## [SET EXERCISE 1]
Return the lines of the listing below verbatim, starting with the line that contains "menu-more[interactable]: More xyxy=(419,0,467,22)" and ending after the line that contains "submenu-corner-icon xyxy=(23,400,26,403)".

In [None]:
import numpy as np
import pandas as pd 

import matplotlib as mpl
import matplotlib.pyplot as plt
import matplotlib.gridspec as gridspec
%matplotlib inline
import seaborn as sns
plt.style.use('seaborn-talk')
plt.style.use('bmh')
plt.rcParams['font.weight'] = 'medium'
#plt.rcParams['figure.figsize'] = 10,7
blue, green, red, purple, gold, teal = sns.color_palette('colorblind', 6)

import os
print(f"Current dir: {os.getcwd()}")
os.chdir('..')
print(f"Current dir: {os.getcwd()}")

# Chapter 8: Feature Importance
___

## Exercises

**8.1** Using the code presented in Section 8.6:
- **(a)** Generate a dataset $(X, y)$.
- **(b)** Apply a PCA transformation on $X$, which we denote $\dot{X}$.
- **(c)** Compute MDI, MDA, and SFI feature importance on $(\dot{X}, y)$, where the base estimator is RF.
- **(d)** Do the three methods agree on what features are important? Why?

**8.2** From exercise 1, generate a new dataset  $(\ddot{X}, y)$, where $\ddot{X}$ is a feature union of X and Ẋ.
- **(a)** Compute MDI, MDA, and SFI feature importance on $(\ddot{X}, y)$, where the base estimator is RF.
- **(b)** Do the three methods agree on the important features? Why?

**8.3** Take the results from exercise 2:
- **(a)** Drop the most important features according to each method, resulting in a features matrix $\dddot{X}$.
- **(b)** Compute MDI, MDA, and SFI feature importance on $(\dddot{X}, y)$, where the base estimator is RF.
- **(c)** Do you appreciate significant changes in the rankings of important features, relative to the results from exercise 2?

**8.4** Using the code presented in Section 8.6:
- **(a)**  Generate a dataset $(X, y)$ of 1E6 observations, where 5 features are informa-
tive, 5 are redundant and 10 are noise.
- **(b)**  Split (X, y) into 10 datasets $\{(X_i, y_i)\}_{i=1,...,10}$ each of 1E5 observations.
- **(c)**  Compute the parallelized feature importance (Section8.5),on each of the 10 datasets, $\{(X_i, y_i)\}_{i=1,...,10}$.
- **(d)**  Compute the stacked feature importance on the combined dataset $(X, y)$.
- **(r)**  What causes the discrepancy between the two? Which one is more reliable?

**8.5** Repeat all MDI calculations from exercises 1–4, but this time allow for masking effects. That means, do not set max_features=int(1) in Snippet 8.2. How do results differ as a consequence of this change? Why?

In [None]:
from src.snippets.ch8 import getTestData

My own SNIPPETS 8.8, 8.9 and 8.10

In [None]:
n_features=40 
n_informative=10
n_redundant=10
n_estimators=1000
n_samples=10000
cv = 10

trnsX,cont=getTestData(n_features,n_informative,n_redundant,n_samples)

## [Image element box records]
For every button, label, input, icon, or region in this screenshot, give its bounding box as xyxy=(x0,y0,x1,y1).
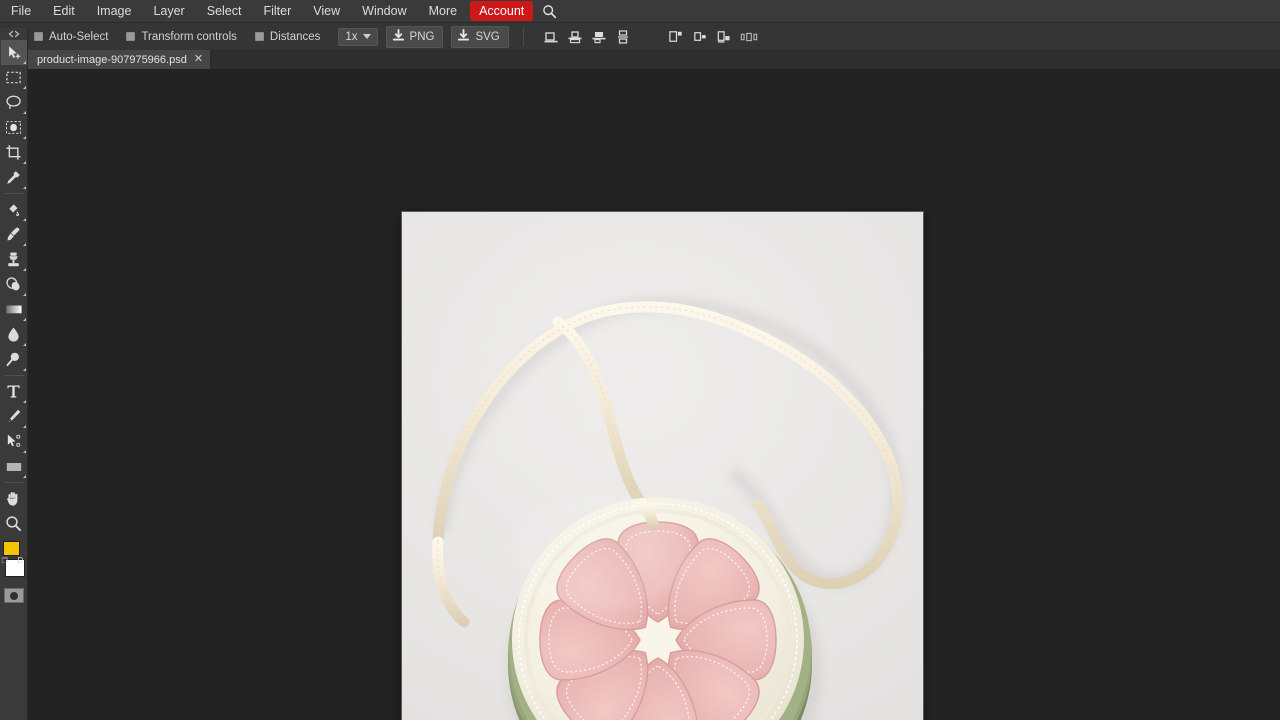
menu-more[interactable]: More xyxy=(419,0,467,22)
menu-view[interactable]: View xyxy=(303,0,350,22)
menu-window[interactable]: Window xyxy=(352,0,416,22)
image-canvas[interactable] xyxy=(402,212,923,720)
brush-tool[interactable] xyxy=(1,222,27,247)
distances-label: Distances xyxy=(270,31,321,43)
object-select-tool[interactable] xyxy=(1,115,27,140)
submenu-corner-icon xyxy=(23,475,26,478)
lasso-tool[interactable] xyxy=(1,90,27,115)
auto-select-checkbox[interactable]: Auto-Select xyxy=(34,31,108,43)
menu-file[interactable]: File xyxy=(1,0,41,22)
clone-stamp-tool[interactable] xyxy=(1,247,27,272)
submenu-corner-icon xyxy=(23,400,26,403)
document-tab[interactable]: product-image-907975966.psd ✕ xyxy=(28,50,211,69)
download-icon xyxy=(457,29,470,45)
submenu-corner-icon xyxy=(23,343,26,346)
align-vertical-center-icon[interactable] xyxy=(564,26,586,48)
distances-checkbox-box[interactable] xyxy=(255,32,264,41)
product-photo-artwork xyxy=(402,212,923,720)
swap-colors-icon[interactable]: ❐ xyxy=(2,557,8,565)
export-png-button[interactable]: PNG xyxy=(386,26,444,48)
product-photo xyxy=(402,212,923,720)
blur-tool[interactable] xyxy=(1,322,27,347)
healing-brush-tool[interactable] xyxy=(1,197,27,222)
submenu-corner-icon xyxy=(23,450,26,453)
app-root: File Edit Image Layer Select Filter View… xyxy=(0,0,1280,720)
marquee-tool[interactable] xyxy=(1,65,27,90)
options-bar: Auto-Select Transform controls Distances… xyxy=(0,23,1280,51)
foreground-color-swatch[interactable] xyxy=(3,541,20,556)
toolbar-divider xyxy=(4,193,24,194)
tools-panel: ❐ D xyxy=(0,28,28,720)
export-svg-label: SVG xyxy=(475,31,499,43)
submenu-corner-icon xyxy=(23,318,26,321)
submenu-corner-icon xyxy=(23,368,26,371)
align-left-icon[interactable] xyxy=(666,26,688,48)
menu-bar: File Edit Image Layer Select Filter View… xyxy=(0,0,1280,23)
zoom-level-value: 1x xyxy=(345,31,357,43)
export-png-label: PNG xyxy=(410,31,435,43)
toolbar-divider xyxy=(4,482,24,483)
crop-tool[interactable] xyxy=(1,140,27,165)
options-divider xyxy=(523,28,524,46)
canvas-workspace[interactable] xyxy=(28,70,1280,720)
menu-layer[interactable]: Layer xyxy=(143,0,194,22)
auto-select-checkbox-box[interactable] xyxy=(34,32,43,41)
download-icon xyxy=(392,29,405,45)
submenu-corner-icon xyxy=(23,61,26,64)
close-icon[interactable]: ✕ xyxy=(194,54,203,65)
color-swatches[interactable]: ❐ D xyxy=(1,541,27,581)
eraser-tool[interactable] xyxy=(1,272,27,297)
align-buttons-group xyxy=(540,26,634,48)
search-icon[interactable] xyxy=(542,4,557,19)
submenu-corner-icon xyxy=(23,86,26,89)
submenu-corner-icon xyxy=(23,161,26,164)
submenu-corner-icon xyxy=(23,136,26,139)
hand-tool[interactable] xyxy=(1,486,27,511)
distribute-horizontal-icon[interactable] xyxy=(738,26,760,48)
distribute-buttons-group xyxy=(666,26,760,48)
gradient-tool[interactable] xyxy=(1,297,27,322)
eyedropper-tool[interactable] xyxy=(1,165,27,190)
transform-controls-checkbox[interactable]: Transform controls xyxy=(126,31,236,43)
menu-image[interactable]: Image xyxy=(87,0,142,22)
transform-controls-label: Transform controls xyxy=(141,31,236,43)
submenu-corner-icon xyxy=(23,218,26,221)
toolbar-divider xyxy=(4,375,24,376)
submenu-corner-icon xyxy=(23,243,26,246)
move-tool[interactable] xyxy=(1,40,27,65)
align-horizontal-center-icon[interactable] xyxy=(690,26,712,48)
dodge-tool[interactable] xyxy=(1,347,27,372)
align-right-icon[interactable] xyxy=(714,26,736,48)
align-bottom-icon[interactable] xyxy=(540,26,562,48)
submenu-corner-icon xyxy=(23,111,26,114)
align-top-icon[interactable] xyxy=(588,26,610,48)
auto-select-label: Auto-Select xyxy=(49,31,108,43)
submenu-corner-icon xyxy=(23,268,26,271)
transform-controls-checkbox-box[interactable] xyxy=(126,32,135,41)
menu-filter[interactable]: Filter xyxy=(253,0,301,22)
menu-select[interactable]: Select xyxy=(197,0,252,22)
chevron-down-icon xyxy=(363,34,371,39)
path-select-tool[interactable] xyxy=(1,429,27,454)
default-colors-label[interactable]: D xyxy=(18,556,24,565)
submenu-corner-icon xyxy=(23,293,26,296)
submenu-corner-icon xyxy=(23,425,26,428)
account-button[interactable]: Account xyxy=(470,1,533,21)
zoom-level-dropdown[interactable]: 1x xyxy=(338,28,377,46)
zoom-tool[interactable] xyxy=(1,511,27,536)
document-tab-bar: product-image-907975966.psd ✕ xyxy=(28,51,1280,70)
document-tab-label: product-image-907975966.psd xyxy=(37,54,187,66)
toolbar-collapse-handle[interactable] xyxy=(0,28,28,40)
distribute-vertical-icon[interactable] xyxy=(612,26,634,48)
type-tool[interactable] xyxy=(1,379,27,404)
shape-tool[interactable] xyxy=(1,454,27,479)
distances-checkbox[interactable]: Distances xyxy=(255,31,321,43)
pen-tool[interactable] xyxy=(1,404,27,429)
export-svg-button[interactable]: SVG xyxy=(451,26,508,48)
menu-edit[interactable]: Edit xyxy=(43,0,85,22)
quick-mask-icon[interactable] xyxy=(4,588,24,603)
submenu-corner-icon xyxy=(23,186,26,189)
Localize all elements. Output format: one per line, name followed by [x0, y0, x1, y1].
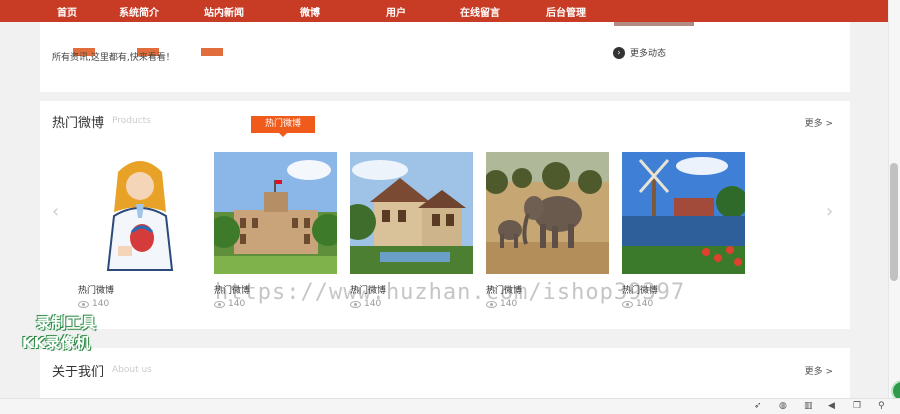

## [SET EXERCISE 2]
Resume the feature importance notebook above from the point at which it ends.

## [FINAL ANSWER 1]
menu-more[interactable]: More xyxy=(419,0,467,22)
menu-view[interactable]: View xyxy=(303,0,350,22)
menu-window[interactable]: Window xyxy=(352,0,416,22)
image-canvas[interactable] xyxy=(402,212,923,720)
brush-tool[interactable] xyxy=(1,222,27,247)
distances-label: Distances xyxy=(270,31,321,43)
object-select-tool[interactable] xyxy=(1,115,27,140)
submenu-corner-icon xyxy=(23,475,26,478)
lasso-tool[interactable] xyxy=(1,90,27,115)
auto-select-checkbox[interactable]: Auto-Select xyxy=(34,31,108,43)
menu-file[interactable]: File xyxy=(1,0,41,22)
clone-stamp-tool[interactable] xyxy=(1,247,27,272)
submenu-corner-icon xyxy=(23,400,26,403)

## [FINAL ANSWER 2]
In [None]:
from src.snippets.ch8 import featImpMDI
from src.snippets.ch8 import featImpMDA
from src.snippets.ch8 import auxFeatImpSFI

from src.snippets.ch7 import PurgedKFold
from src.snippets.ch7 import cvScore

In [None]:
from sklearn.tree import DecisionTreeClassifier
from sklearn.ensemble import BaggingClassifier

def featImportance_no_para(trnsX, cont, n_estimators=1000, cv=10, max_samples=1., numThreads=24,
                   pctEmbargo=0, scoring='accuracy', method='SFI', minWLeaf=0., **kargs):

    n_jobs = (-1 if numThreads > 1 else 1)
    #1) prepare classifier,cv. max_features=1, to prevent masking
    clf = DecisionTreeClassifier(criterion='entropy', max_features=1,
                                 class_weight='balanced', min_weight_fraction_leaf=minWLeaf)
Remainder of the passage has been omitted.